* Start *
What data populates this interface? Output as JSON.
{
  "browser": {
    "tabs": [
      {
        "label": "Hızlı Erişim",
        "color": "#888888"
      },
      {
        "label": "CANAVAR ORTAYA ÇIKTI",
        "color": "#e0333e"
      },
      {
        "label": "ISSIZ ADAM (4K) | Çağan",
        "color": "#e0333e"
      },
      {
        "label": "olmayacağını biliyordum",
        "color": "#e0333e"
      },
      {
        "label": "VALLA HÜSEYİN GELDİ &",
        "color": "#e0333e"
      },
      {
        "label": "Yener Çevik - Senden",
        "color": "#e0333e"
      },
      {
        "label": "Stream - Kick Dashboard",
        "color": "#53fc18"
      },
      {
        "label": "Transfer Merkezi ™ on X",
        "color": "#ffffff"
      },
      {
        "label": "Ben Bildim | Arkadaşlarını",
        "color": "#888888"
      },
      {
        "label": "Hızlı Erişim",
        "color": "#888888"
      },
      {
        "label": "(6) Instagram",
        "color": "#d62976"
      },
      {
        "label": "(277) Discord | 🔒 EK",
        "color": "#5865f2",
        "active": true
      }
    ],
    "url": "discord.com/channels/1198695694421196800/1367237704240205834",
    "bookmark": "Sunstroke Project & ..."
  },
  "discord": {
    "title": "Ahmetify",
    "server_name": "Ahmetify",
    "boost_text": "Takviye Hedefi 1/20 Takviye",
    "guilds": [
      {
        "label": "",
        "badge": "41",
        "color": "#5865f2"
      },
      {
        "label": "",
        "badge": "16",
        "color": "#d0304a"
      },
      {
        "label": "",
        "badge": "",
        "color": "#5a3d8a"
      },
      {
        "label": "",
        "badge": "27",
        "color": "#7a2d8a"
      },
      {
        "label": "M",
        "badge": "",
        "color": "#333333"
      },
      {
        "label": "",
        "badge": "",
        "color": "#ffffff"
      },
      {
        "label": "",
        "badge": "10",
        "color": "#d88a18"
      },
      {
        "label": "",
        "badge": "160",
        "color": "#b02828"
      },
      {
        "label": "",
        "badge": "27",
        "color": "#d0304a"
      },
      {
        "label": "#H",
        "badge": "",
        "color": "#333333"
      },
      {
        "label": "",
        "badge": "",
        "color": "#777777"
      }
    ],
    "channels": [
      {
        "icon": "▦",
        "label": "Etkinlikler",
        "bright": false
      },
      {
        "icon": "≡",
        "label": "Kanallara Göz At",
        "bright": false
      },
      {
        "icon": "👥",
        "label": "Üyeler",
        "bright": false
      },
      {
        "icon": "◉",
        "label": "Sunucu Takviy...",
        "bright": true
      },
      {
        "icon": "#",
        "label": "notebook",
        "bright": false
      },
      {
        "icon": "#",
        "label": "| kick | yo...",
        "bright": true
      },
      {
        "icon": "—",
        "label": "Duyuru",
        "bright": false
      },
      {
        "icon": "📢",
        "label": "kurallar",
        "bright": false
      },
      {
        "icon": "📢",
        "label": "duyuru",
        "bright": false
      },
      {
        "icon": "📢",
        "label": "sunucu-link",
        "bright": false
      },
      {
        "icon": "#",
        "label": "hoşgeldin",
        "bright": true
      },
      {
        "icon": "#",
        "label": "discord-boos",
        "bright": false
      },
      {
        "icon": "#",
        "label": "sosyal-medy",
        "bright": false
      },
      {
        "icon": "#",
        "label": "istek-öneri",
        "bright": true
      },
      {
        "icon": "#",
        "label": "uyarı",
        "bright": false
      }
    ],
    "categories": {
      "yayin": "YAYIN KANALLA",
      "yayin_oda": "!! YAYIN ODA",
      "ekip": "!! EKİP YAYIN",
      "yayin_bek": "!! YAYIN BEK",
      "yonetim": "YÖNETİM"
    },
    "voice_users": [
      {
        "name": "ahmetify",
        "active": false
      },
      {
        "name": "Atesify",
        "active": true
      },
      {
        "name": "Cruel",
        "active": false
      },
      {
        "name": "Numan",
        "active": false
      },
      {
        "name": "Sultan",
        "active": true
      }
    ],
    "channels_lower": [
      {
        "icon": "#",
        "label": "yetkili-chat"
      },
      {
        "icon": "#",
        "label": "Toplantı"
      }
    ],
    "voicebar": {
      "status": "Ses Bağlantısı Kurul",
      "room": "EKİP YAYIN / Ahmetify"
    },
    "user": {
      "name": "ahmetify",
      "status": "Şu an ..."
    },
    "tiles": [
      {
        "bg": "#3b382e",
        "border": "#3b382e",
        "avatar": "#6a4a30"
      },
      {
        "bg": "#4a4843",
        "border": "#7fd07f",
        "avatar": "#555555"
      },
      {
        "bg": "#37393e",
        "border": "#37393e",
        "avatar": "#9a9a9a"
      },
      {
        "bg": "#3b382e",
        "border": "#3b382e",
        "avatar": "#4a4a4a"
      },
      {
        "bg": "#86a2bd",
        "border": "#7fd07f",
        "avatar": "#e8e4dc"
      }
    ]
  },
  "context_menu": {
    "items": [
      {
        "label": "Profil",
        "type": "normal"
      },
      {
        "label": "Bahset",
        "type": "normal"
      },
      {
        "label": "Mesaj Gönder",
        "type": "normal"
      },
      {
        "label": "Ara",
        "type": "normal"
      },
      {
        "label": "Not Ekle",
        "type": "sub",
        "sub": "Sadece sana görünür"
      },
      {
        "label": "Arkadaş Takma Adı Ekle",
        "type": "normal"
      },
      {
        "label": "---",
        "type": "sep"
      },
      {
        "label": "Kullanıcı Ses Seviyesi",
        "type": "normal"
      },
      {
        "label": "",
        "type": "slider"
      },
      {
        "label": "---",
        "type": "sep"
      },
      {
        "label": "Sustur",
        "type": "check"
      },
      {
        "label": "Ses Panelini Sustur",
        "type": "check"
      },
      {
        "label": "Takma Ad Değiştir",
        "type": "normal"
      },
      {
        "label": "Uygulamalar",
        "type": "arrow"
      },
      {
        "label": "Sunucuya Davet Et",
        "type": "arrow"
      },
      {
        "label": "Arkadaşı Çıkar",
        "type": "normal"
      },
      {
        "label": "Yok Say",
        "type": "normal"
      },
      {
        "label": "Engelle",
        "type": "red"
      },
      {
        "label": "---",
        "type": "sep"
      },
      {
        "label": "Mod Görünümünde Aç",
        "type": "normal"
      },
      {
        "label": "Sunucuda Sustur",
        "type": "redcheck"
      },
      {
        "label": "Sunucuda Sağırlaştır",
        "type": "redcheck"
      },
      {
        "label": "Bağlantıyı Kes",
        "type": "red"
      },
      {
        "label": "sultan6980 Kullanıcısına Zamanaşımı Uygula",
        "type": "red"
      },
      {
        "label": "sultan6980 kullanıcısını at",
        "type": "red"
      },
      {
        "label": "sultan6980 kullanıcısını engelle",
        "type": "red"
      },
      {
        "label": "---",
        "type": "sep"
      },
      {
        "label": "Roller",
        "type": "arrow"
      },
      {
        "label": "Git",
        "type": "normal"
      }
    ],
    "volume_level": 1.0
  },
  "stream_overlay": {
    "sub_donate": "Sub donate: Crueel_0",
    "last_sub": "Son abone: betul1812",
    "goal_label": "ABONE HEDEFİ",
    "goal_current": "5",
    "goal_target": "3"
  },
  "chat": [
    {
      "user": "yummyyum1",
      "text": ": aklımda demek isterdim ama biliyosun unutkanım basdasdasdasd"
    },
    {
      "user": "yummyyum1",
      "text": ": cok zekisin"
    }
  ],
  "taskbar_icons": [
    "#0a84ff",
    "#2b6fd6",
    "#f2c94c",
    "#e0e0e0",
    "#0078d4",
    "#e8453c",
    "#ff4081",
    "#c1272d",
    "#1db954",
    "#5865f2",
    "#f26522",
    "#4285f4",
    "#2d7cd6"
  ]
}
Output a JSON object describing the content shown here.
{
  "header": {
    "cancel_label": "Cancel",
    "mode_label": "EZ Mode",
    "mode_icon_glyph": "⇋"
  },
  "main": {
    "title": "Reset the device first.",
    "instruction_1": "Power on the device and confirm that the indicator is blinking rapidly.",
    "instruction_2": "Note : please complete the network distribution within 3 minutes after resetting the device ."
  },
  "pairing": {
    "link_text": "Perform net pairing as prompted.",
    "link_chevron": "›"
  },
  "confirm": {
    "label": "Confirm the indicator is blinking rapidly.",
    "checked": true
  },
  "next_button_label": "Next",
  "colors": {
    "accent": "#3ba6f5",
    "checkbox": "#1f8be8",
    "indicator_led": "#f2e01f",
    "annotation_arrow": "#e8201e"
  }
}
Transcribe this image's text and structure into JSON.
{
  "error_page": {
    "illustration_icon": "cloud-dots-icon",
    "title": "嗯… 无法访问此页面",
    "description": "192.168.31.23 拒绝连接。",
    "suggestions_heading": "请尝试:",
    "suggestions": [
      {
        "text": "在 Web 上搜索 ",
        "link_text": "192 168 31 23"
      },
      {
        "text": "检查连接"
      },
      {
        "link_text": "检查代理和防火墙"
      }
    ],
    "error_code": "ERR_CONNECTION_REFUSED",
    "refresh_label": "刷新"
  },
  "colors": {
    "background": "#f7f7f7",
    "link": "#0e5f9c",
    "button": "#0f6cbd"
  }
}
* End *
**Job:** Reproduce only the lines between the line containing "Transcribe this image's" and the last line of the records, those two lines included, exactly.

**The solution:**
Transcribe this image's text and structure into JSON.
{
  "error_page": {
    "illustration_icon": "cloud-dots-icon",
    "title": "嗯… 无法访问此页面",
    "description": "192.168.31.23 拒绝连接。",
    "suggestions_heading": "请尝试:",
    "suggestions": [
      {
        "text": "在 Web 上搜索 ",
        "link_text": "192 168 31 23"
      },
      {
        "text": "检查连接"
      },
      {
        "link_text": "检查代理和防火墙"
      }
    ],
    "error_code": "ERR_CONNECTION_REFUSED",
    "refresh_label": "刷新"
  },
  "colors": {
    "background": "#f7f7f7",
    "link": "#0e5f9c",
    "button": "#0f6cbd"
  }
}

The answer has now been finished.